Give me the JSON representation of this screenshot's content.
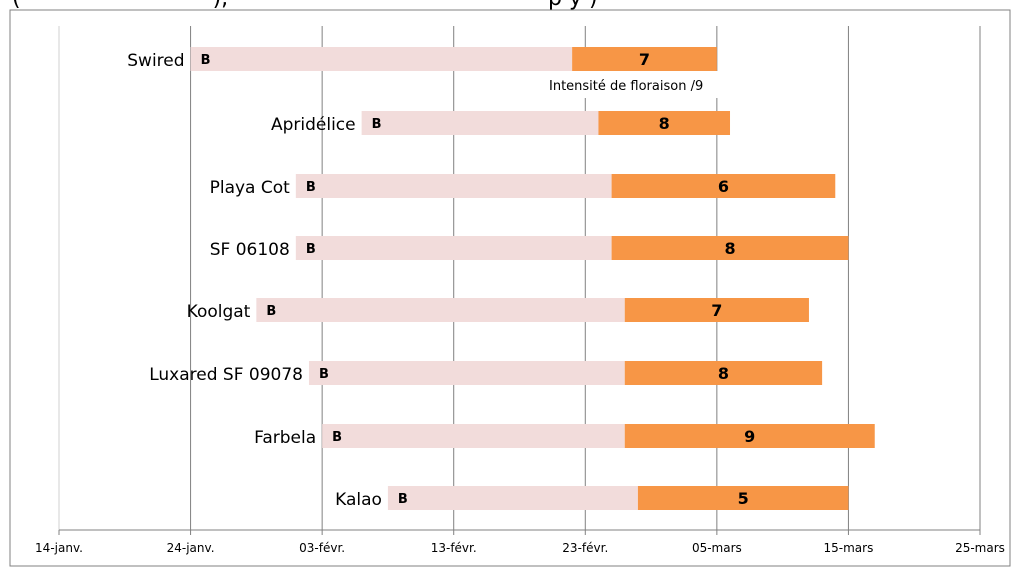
{
  "title_fragment": {
    "left": "(",
    "middle": "),",
    "right": "p                      y     )"
  },
  "annotation": "Intensité de floraison /9",
  "chart_data": {
    "type": "bar",
    "orientation": "horizontal",
    "stacked": true,
    "title": "",
    "xlabel": "",
    "ylabel": "",
    "x_axis": {
      "ticks": [
        "14-janv.",
        "24-janv.",
        "03-févr.",
        "13-févr.",
        "23-févr.",
        "05-mars",
        "15-mars",
        "25-mars"
      ],
      "tick_day_of_year": [
        14,
        24,
        34,
        44,
        54,
        64,
        74,
        84
      ],
      "range_day_of_year": [
        14,
        84
      ]
    },
    "grid": "vertical",
    "colors": {
      "bud_phase": "#f2dcdb",
      "flowering_phase": "#f79646",
      "gridline": "#808080"
    },
    "bud_label": "B",
    "series_order": [
      "bud",
      "flowering"
    ],
    "categories": [
      "Swired",
      "Apridélice",
      "Playa Cot",
      "SF 06108",
      "Koolgat",
      "Luxared SF 09078",
      "Farbela",
      "Kalao"
    ],
    "bars": [
      {
        "name": "Swired",
        "bud_start": "24-janv.",
        "flower_start": "22-févr.",
        "flower_end": "05-mars",
        "bud_start_doy": 24,
        "flower_start_doy": 53,
        "flower_end_doy": 64,
        "intensity": 7
      },
      {
        "name": "Apridélice",
        "bud_start": "06-févr.",
        "flower_start": "24-févr.",
        "flower_end": "06-mars",
        "bud_start_doy": 37,
        "flower_start_doy": 55,
        "flower_end_doy": 65,
        "intensity": 8
      },
      {
        "name": "Playa Cot",
        "bud_start": "01-févr.",
        "flower_start": "25-févr.",
        "flower_end": "14-mars",
        "bud_start_doy": 32,
        "flower_start_doy": 56,
        "flower_end_doy": 73,
        "intensity": 6
      },
      {
        "name": "SF 06108",
        "bud_start": "01-févr.",
        "flower_start": "25-févr.",
        "flower_end": "15-mars",
        "bud_start_doy": 32,
        "flower_start_doy": 56,
        "flower_end_doy": 74,
        "intensity": 8
      },
      {
        "name": "Koolgat",
        "bud_start": "29-janv.",
        "flower_start": "26-févr.",
        "flower_end": "12-mars",
        "bud_start_doy": 29,
        "flower_start_doy": 57,
        "flower_end_doy": 71,
        "intensity": 7
      },
      {
        "name": "Luxared SF 09078",
        "bud_start": "02-févr.",
        "flower_start": "26-févr.",
        "flower_end": "13-mars",
        "bud_start_doy": 33,
        "flower_start_doy": 57,
        "flower_end_doy": 72,
        "intensity": 8
      },
      {
        "name": "Farbela",
        "bud_start": "03-févr.",
        "flower_start": "26-févr.",
        "flower_end": "17-mars",
        "bud_start_doy": 34,
        "flower_start_doy": 57,
        "flower_end_doy": 76,
        "intensity": 9
      },
      {
        "name": "Kalao",
        "bud_start": "08-févr.",
        "flower_start": "27-févr.",
        "flower_end": "15-mars",
        "bud_start_doy": 39,
        "flower_start_doy": 58,
        "flower_end_doy": 74,
        "intensity": 5
      }
    ]
  }
}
* * *
Print each record exactly as it stands, leaving the images out.

§ **COMPLETE OUTPUT**
Give me the JSON representation of this screenshot's content.
{
  "title_fragment": {
    "left": "(",
    "middle": "),",
    "right": "p                      y     )"
  },
  "annotation": "Intensité de floraison /9",
  "chart_data": {
    "type": "bar",
    "orientation": "horizontal",
    "stacked": true,
    "title": "",
    "xlabel": "",
    "ylabel": "",
    "x_axis": {
      "ticks": [
        "14-janv.",
        "24-janv.",
        "03-févr.",
        "13-févr.",
        "23-févr.",
        "05-mars",
        "15-mars",
        "25-mars"
      ],
      "tick_day_of_year": [
        14,
        24,
        34,
        44,
        54,
        64,
        74,
        84
      ],
      "range_day_of_year": [
        14,
        84
      ]
    },
    "grid": "vertical",
    "colors": {
      "bud_phase": "#f2dcdb",
      "flowering_phase": "#f79646",
      "gridline": "#808080"
    },
    "bud_label": "B",
    "series_order": [
      "bud",
      "flowering"
    ],
    "categories": [
      "Swired",
      "Apridélice",
      "Playa Cot",
      "SF 06108",
      "Koolgat",
      "Luxared SF 09078",
      "Farbela",
      "Kalao"
    ],
    "bars": [
      {
        "name": "Swired",
        "bud_start": "24-janv.",
        "flower_start": "22-févr.",
        "flower_end": "05-mars",
        "bud_start_doy": 24,
        "flower_start_doy": 53,
        "flower_end_doy": 64,
        "intensity": 7
      },
      {
        "name": "Apridélice",
        "bud_start": "06-févr.",
        "flower_start": "24-févr.",
        "flower_end": "06-mars",
        "bud_start_doy": 37,
        "flower_start_doy": 55,
        "flower_end_doy": 65,
        "intensity": 8
      },
      {
        "name": "Playa Cot",
        "bud_start": "01-févr.",
        "flower_start": "25-févr.",
        "flower_end": "14-mars",
        "bud_start_doy": 32,
        "flower_start_doy": 56,
        "flower_end_doy": 73,
        "intensity": 6
      },
      {
        "name": "SF 06108",
        "bud_start": "01-févr.",
        "flower_start": "25-févr.",
        "flower_end": "15-mars",
        "bud_start_doy": 32,
        "flower_start_doy": 56,
        "flower_end_doy": 74,
        "intensity": 8
      },
      {
        "name": "Koolgat",
        "bud_start": "29-janv.",
        "flower_start": "26-févr.",
        "flower_end": "12-mars",
        "bud_start_doy": 29,
        "flower_start_doy": 57,
        "flower_end_doy": 71,
        "intensity": 7
      },
      {
        "name": "Luxared SF 09078",
        "bud_start": "02-févr.",
        "flower_start": "26-févr.",
        "flower_end": "13-mars",
        "bud_start_doy": 33,
        "flower_start_doy": 57,
        "flower_end_doy": 72,
        "intensity": 8
      },
      {
        "name": "Farbela",
        "bud_start": "03-févr.",
        "flower_start": "26-févr.",
        "flower_end": "17-mars",
        "bud_start_doy": 34,
        "flower_start_doy": 57,
        "flower_end_doy": 76,
        "intensity": 9
      },
      {
        "name": "Kalao",
        "bud_start": "08-févr.",
        "flower_start": "27-févr.",
        "flower_end": "15-mars",
        "bud_start_doy": 39,
        "flower_start_doy": 58,
        "flower_end_doy": 74,
        "intensity": 5
      }
    ]
  }
}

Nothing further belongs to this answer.